■ Prompt: Transcribe the listing exactly, leaving out every picture.

■ Data section:
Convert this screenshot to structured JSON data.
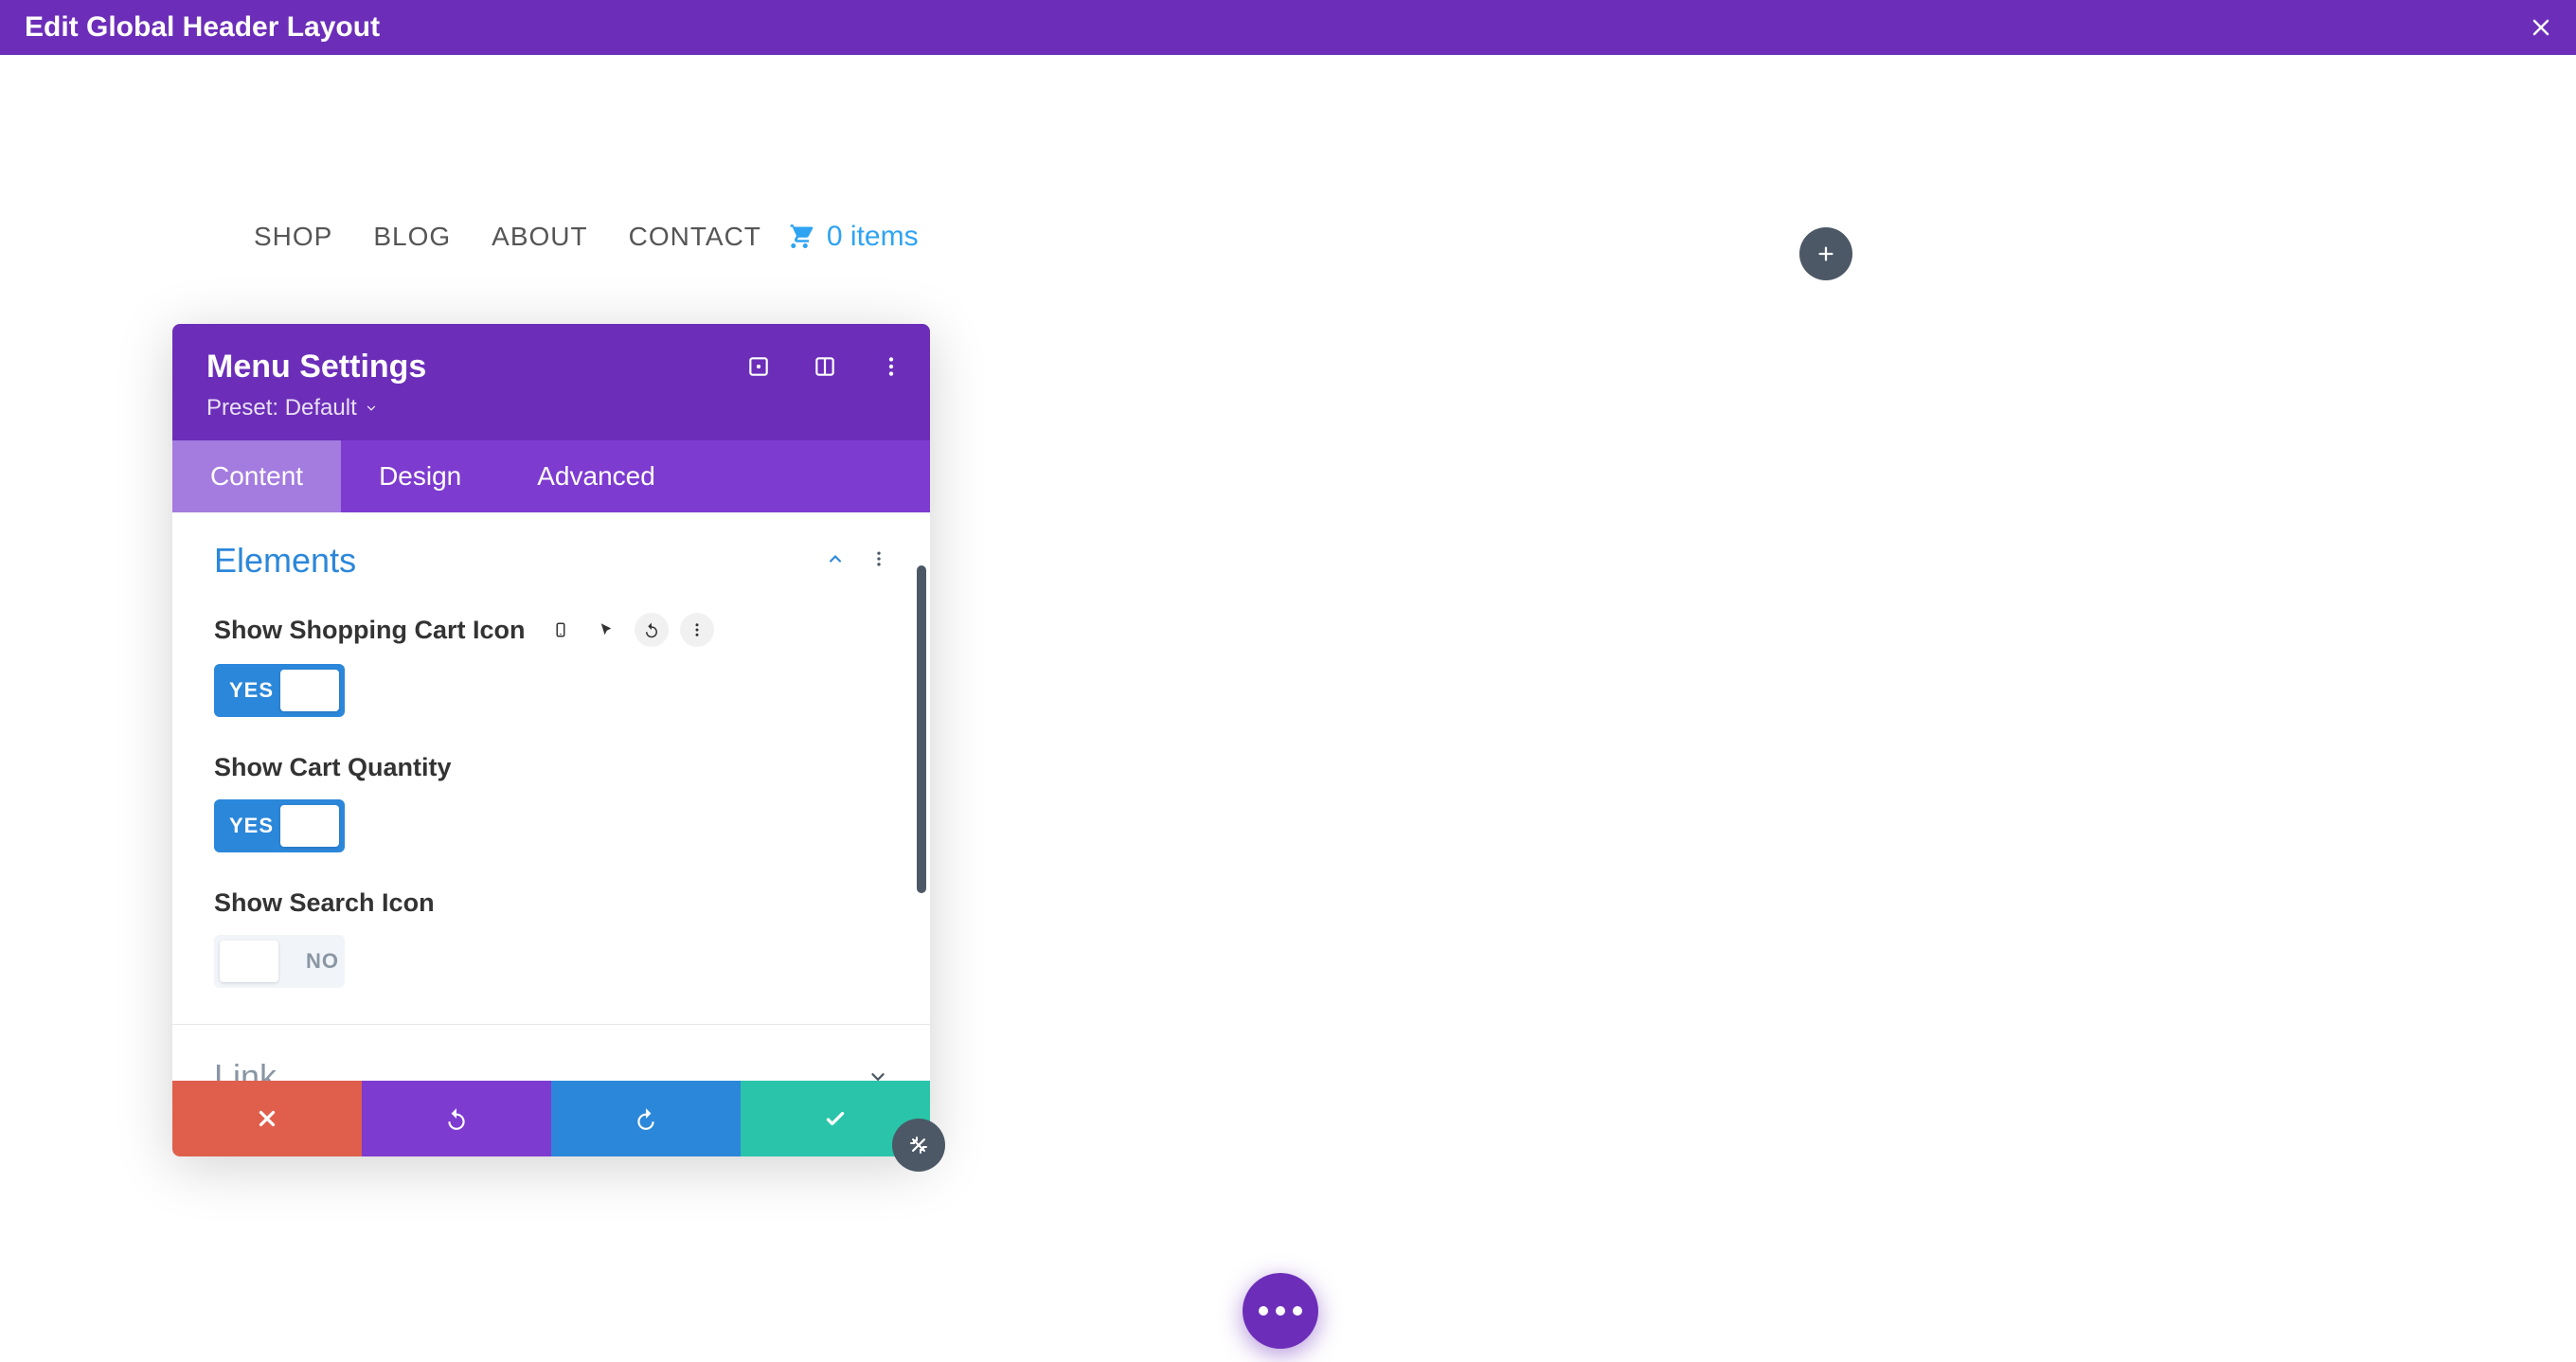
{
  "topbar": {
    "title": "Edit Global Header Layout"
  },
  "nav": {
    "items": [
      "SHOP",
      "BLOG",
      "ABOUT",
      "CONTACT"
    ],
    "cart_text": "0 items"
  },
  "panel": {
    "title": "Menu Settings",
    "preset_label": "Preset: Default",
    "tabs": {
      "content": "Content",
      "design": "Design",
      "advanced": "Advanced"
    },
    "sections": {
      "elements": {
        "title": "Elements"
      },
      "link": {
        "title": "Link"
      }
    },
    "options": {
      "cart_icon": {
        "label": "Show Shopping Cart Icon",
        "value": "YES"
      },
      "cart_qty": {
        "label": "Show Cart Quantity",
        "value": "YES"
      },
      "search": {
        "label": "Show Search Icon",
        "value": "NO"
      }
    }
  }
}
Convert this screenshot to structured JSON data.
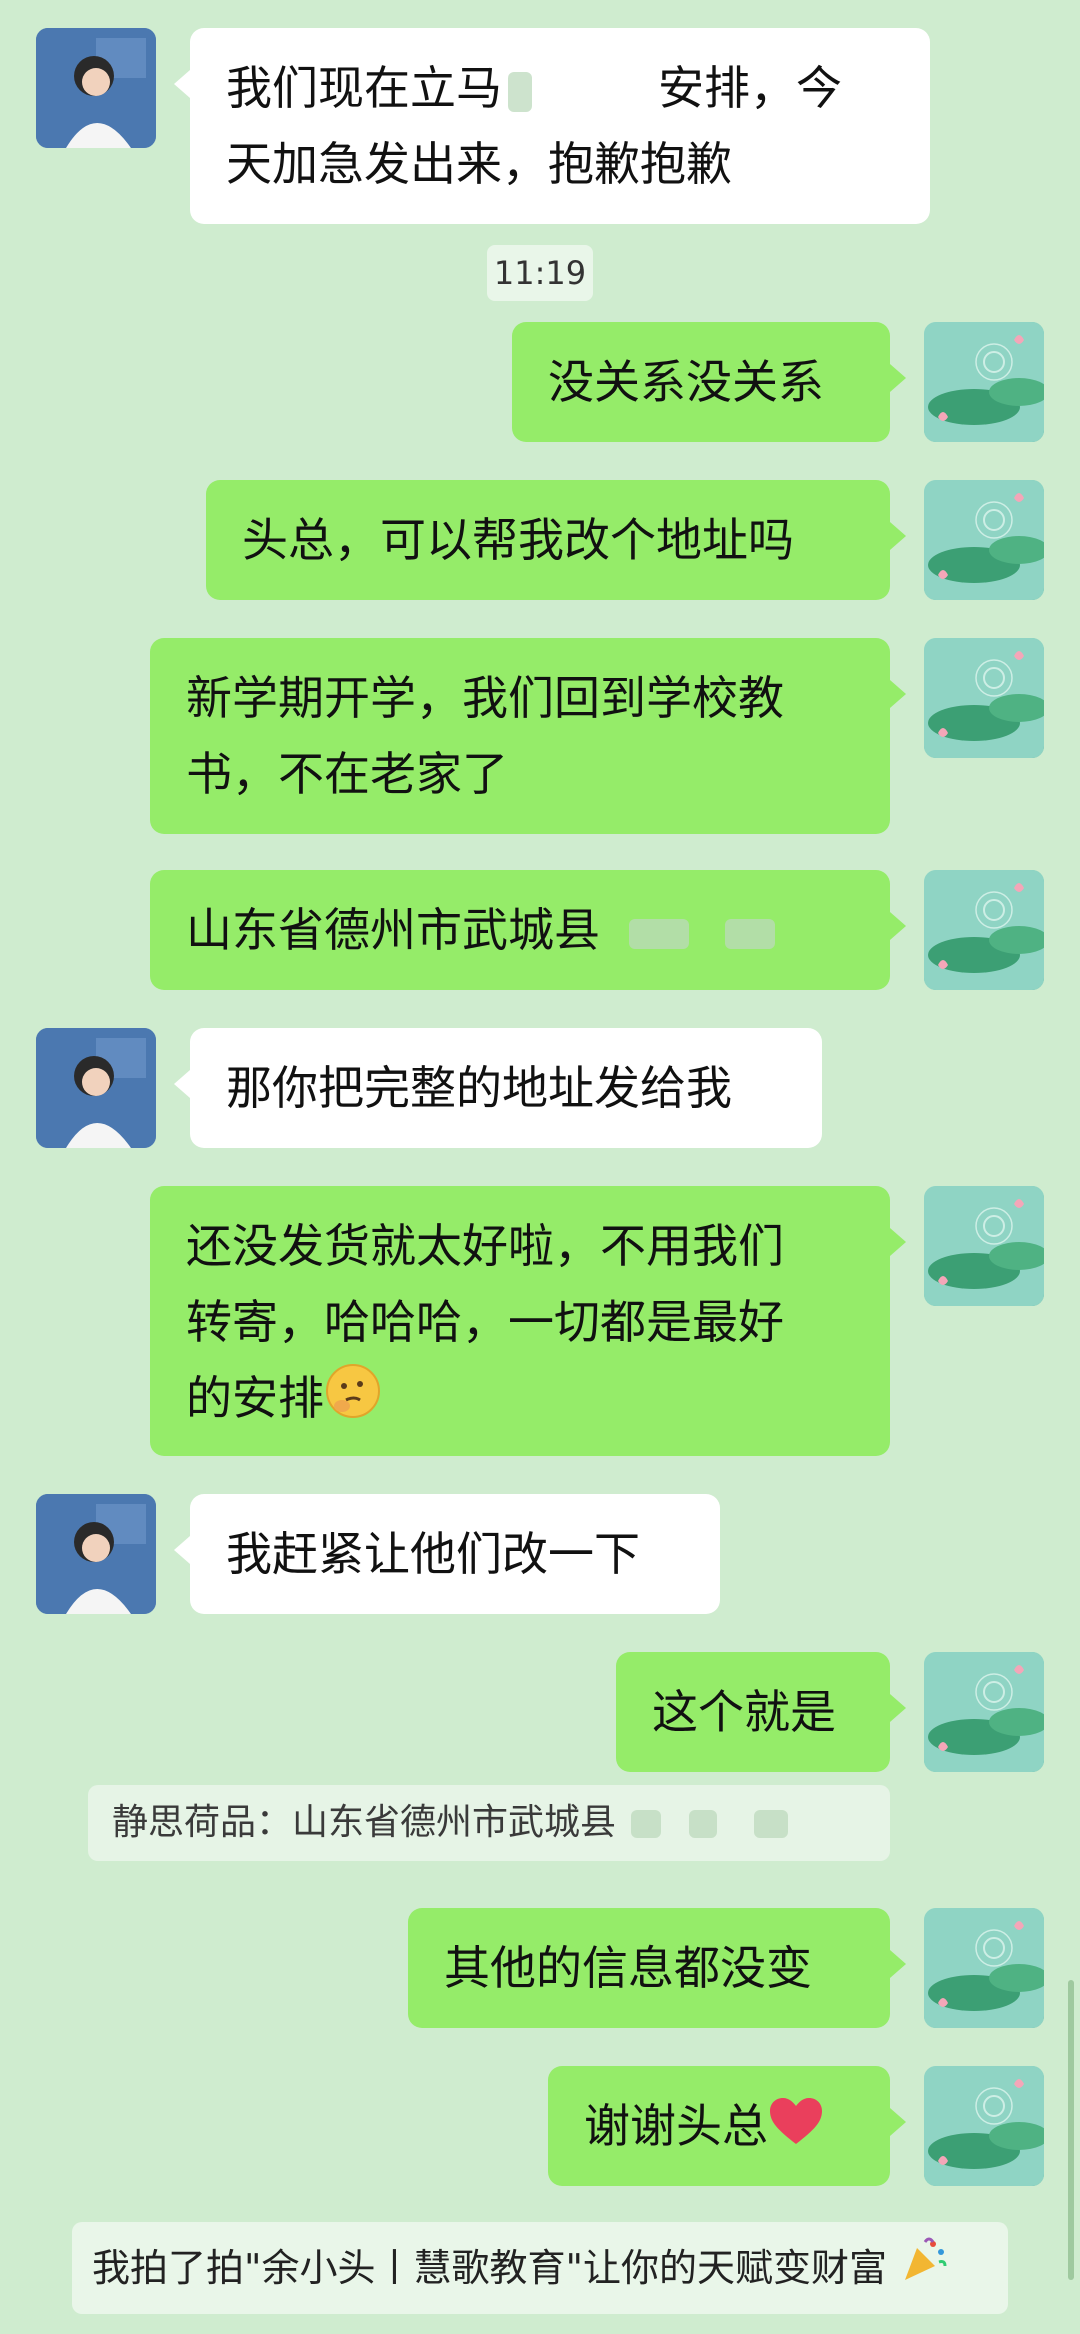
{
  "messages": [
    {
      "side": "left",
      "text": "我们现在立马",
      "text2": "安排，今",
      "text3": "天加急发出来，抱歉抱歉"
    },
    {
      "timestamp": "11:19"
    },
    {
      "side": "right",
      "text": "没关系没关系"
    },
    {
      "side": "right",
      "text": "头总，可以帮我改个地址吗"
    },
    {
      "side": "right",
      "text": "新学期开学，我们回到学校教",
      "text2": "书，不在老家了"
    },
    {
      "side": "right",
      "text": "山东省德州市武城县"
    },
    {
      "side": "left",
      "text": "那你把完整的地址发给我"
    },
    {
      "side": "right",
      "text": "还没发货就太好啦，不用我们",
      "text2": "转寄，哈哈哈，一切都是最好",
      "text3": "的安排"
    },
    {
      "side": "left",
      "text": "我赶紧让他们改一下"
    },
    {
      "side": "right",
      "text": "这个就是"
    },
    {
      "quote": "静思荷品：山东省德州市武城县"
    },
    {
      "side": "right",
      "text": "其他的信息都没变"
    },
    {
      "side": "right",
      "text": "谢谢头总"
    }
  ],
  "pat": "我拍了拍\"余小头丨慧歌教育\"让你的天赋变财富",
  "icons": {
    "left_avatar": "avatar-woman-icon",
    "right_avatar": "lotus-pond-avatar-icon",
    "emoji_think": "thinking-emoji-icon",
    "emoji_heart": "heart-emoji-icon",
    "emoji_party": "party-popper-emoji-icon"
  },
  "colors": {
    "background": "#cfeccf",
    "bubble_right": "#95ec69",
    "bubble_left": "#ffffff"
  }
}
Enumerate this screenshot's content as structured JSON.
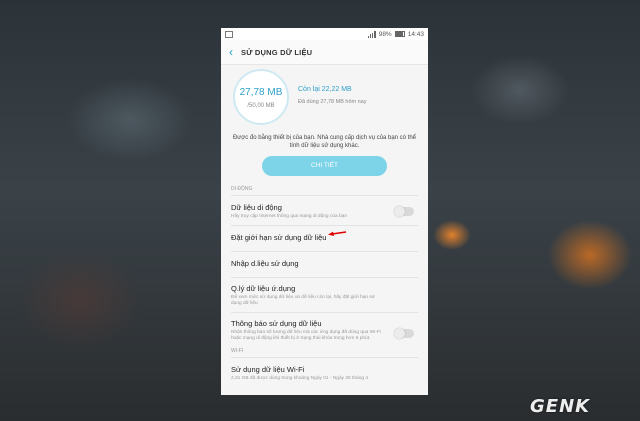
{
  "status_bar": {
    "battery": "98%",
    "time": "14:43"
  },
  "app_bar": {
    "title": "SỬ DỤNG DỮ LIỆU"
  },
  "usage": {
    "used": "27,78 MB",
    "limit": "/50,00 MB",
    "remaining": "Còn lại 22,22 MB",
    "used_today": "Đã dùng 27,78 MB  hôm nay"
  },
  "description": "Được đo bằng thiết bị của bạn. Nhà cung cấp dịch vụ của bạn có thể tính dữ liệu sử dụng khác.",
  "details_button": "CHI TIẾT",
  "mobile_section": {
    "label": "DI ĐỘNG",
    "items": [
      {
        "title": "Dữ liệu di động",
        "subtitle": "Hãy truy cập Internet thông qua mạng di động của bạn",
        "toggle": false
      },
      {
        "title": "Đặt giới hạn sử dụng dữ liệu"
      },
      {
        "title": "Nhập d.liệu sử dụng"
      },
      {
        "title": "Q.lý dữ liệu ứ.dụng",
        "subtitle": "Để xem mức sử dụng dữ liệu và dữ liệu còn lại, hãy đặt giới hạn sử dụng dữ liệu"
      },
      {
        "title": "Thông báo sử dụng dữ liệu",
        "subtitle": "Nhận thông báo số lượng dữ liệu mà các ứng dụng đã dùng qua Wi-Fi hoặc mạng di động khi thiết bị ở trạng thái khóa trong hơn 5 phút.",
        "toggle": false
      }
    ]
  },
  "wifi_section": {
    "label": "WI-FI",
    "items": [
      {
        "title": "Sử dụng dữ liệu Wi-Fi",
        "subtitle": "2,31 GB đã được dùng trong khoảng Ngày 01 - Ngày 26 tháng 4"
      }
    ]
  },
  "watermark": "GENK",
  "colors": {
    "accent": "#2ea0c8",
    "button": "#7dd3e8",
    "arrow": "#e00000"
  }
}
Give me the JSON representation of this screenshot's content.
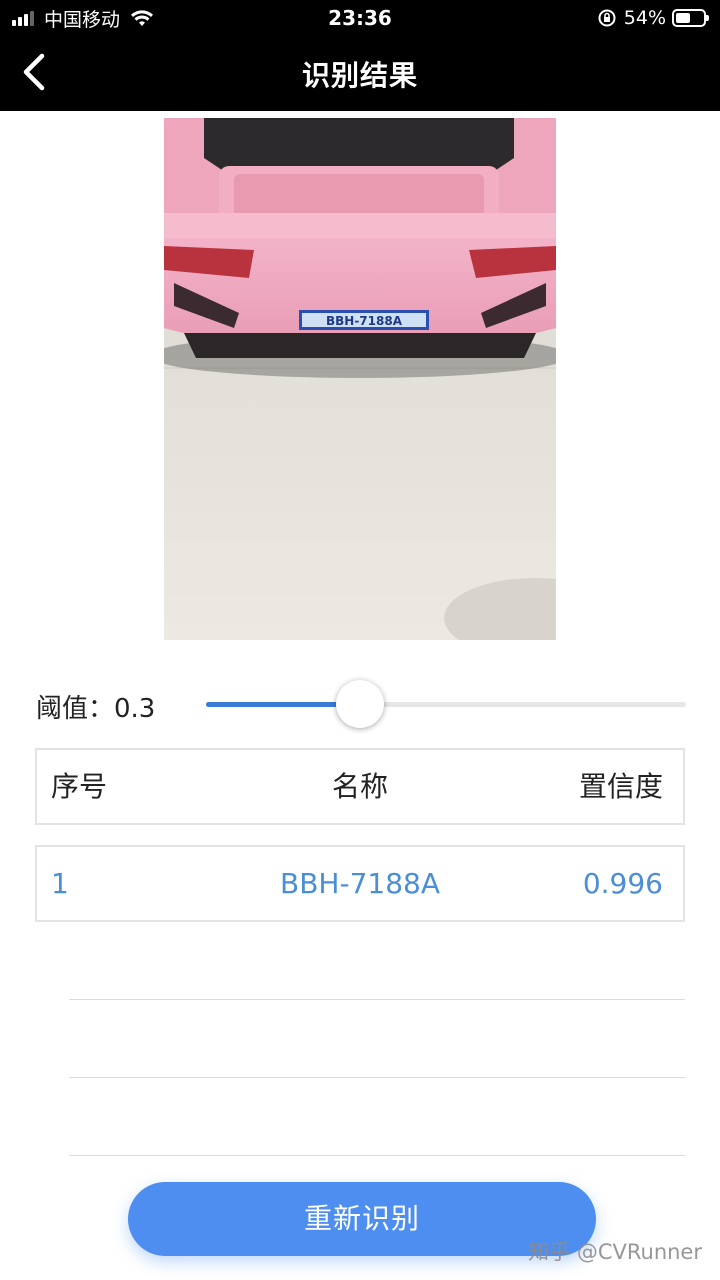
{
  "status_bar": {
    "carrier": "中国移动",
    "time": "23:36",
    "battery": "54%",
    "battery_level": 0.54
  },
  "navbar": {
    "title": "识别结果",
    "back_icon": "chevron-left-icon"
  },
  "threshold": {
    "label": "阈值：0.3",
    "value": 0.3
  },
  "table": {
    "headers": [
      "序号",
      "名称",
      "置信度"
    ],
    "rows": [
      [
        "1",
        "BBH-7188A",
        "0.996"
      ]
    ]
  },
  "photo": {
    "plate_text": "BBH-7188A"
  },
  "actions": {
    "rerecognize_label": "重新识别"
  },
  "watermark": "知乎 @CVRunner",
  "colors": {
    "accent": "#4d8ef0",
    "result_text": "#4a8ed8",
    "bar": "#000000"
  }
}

■ Result of this exercise:
Convert this screenshot to structured JSON data.
{
  "topbar": {
    "title": "Edit Global Header Layout"
  },
  "nav": {
    "items": [
      "SHOP",
      "BLOG",
      "ABOUT",
      "CONTACT"
    ],
    "cart_text": "0 items"
  },
  "panel": {
    "title": "Menu Settings",
    "preset_label": "Preset: Default",
    "tabs": {
      "content": "Content",
      "design": "Design",
      "advanced": "Advanced"
    },
    "sections": {
      "elements": {
        "title": "Elements"
      },
      "link": {
        "title": "Link"
      }
    },
    "options": {
      "cart_icon": {
        "label": "Show Shopping Cart Icon",
        "value": "YES"
      },
      "cart_qty": {
        "label": "Show Cart Quantity",
        "value": "YES"
      },
      "search": {
        "label": "Show Search Icon",
        "value": "NO"
      }
    }
  }
}
Convert this screenshot to structured JSON data.
{
  "messages": [
    {
      "side": "left",
      "text": "我们现在立马",
      "text2": "安排，今",
      "text3": "天加急发出来，抱歉抱歉"
    },
    {
      "timestamp": "11:19"
    },
    {
      "side": "right",
      "text": "没关系没关系"
    },
    {
      "side": "right",
      "text": "头总，可以帮我改个地址吗"
    },
    {
      "side": "right",
      "text": "新学期开学，我们回到学校教",
      "text2": "书，不在老家了"
    },
    {
      "side": "right",
      "text": "山东省德州市武城县"
    },
    {
      "side": "left",
      "text": "那你把完整的地址发给我"
    },
    {
      "side": "right",
      "text": "还没发货就太好啦，不用我们",
      "text2": "转寄，哈哈哈，一切都是最好",
      "text3": "的安排"
    },
    {
      "side": "left",
      "text": "我赶紧让他们改一下"
    },
    {
      "side": "right",
      "text": "这个就是"
    },
    {
      "quote": "静思荷品：山东省德州市武城县"
    },
    {
      "side": "right",
      "text": "其他的信息都没变"
    },
    {
      "side": "right",
      "text": "谢谢头总"
    }
  ],
  "pat": "我拍了拍\"余小头丨慧歌教育\"让你的天赋变财富",
  "icons": {
    "left_avatar": "avatar-woman-icon",
    "right_avatar": "lotus-pond-avatar-icon",
    "emoji_think": "thinking-emoji-icon",
    "emoji_heart": "heart-emoji-icon",
    "emoji_party": "party-popper-emoji-icon"
  },
  "colors": {
    "background": "#cfeccf",
    "bubble_right": "#95ec69",
    "bubble_left": "#ffffff"
  }
}
Enumerate this screenshot's content as structured JSON.
{
  "status_bar": {
    "battery": "98%",
    "time": "14:43"
  },
  "app_bar": {
    "title": "SỬ DỤNG DỮ LIỆU"
  },
  "usage": {
    "used": "27,78 MB",
    "limit": "/50,00 MB",
    "remaining": "Còn lại 22,22 MB",
    "used_today": "Đã dùng 27,78 MB  hôm nay"
  },
  "description": "Được đo bằng thiết bị của bạn. Nhà cung cấp dịch vụ của bạn có thể tính dữ liệu sử dụng khác.",
  "details_button": "CHI TIẾT",
  "mobile_section": {
    "label": "DI ĐỘNG",
    "items": [
      {
        "title": "Dữ liệu di động",
        "subtitle": "Hãy truy cập Internet thông qua mạng di động của bạn",
        "toggle": false
      },
      {
        "title": "Đặt giới hạn sử dụng dữ liệu"
      },
      {
        "title": "Nhập d.liệu sử dụng"
      },
      {
        "title": "Q.lý dữ liệu ứ.dụng",
        "subtitle": "Để xem mức sử dụng dữ liệu và dữ liệu còn lại, hãy đặt giới hạn sử dụng dữ liệu"
      },
      {
        "title": "Thông báo sử dụng dữ liệu",
        "subtitle": "Nhận thông báo số lượng dữ liệu mà các ứng dụng đã dùng qua Wi-Fi hoặc mạng di động khi thiết bị ở trạng thái khóa trong hơn 5 phút.",
        "toggle": false
      }
    ]
  },
  "wifi_section": {
    "label": "WI-FI",
    "items": [
      {
        "title": "Sử dụng dữ liệu Wi-Fi",
        "subtitle": "2,31 GB đã được dùng trong khoảng Ngày 01 - Ngày 26 tháng 4"
      }
    ]
  },
  "watermark": "GENK",
  "colors": {
    "accent": "#2ea0c8",
    "button": "#7dd3e8",
    "arrow": "#e00000"
  }
}
Give me the JSON representation of this screenshot's content.
{
  "status_bar": {
    "carrier": "中国移动",
    "time": "23:36",
    "battery": "54%",
    "battery_level": 0.54
  },
  "navbar": {
    "title": "识别结果",
    "back_icon": "chevron-left-icon"
  },
  "threshold": {
    "label": "阈值：0.3",
    "value": 0.3
  },
  "table": {
    "headers": [
      "序号",
      "名称",
      "置信度"
    ],
    "rows": [
      [
        "1",
        "BBH-7188A",
        "0.996"
      ]
    ]
  },
  "photo": {
    "plate_text": "BBH-7188A"
  },
  "actions": {
    "rerecognize_label": "重新识别"
  },
  "watermark": "知乎 @CVRunner",
  "colors": {
    "accent": "#4d8ef0",
    "result_text": "#4a8ed8",
    "bar": "#000000"
  }
}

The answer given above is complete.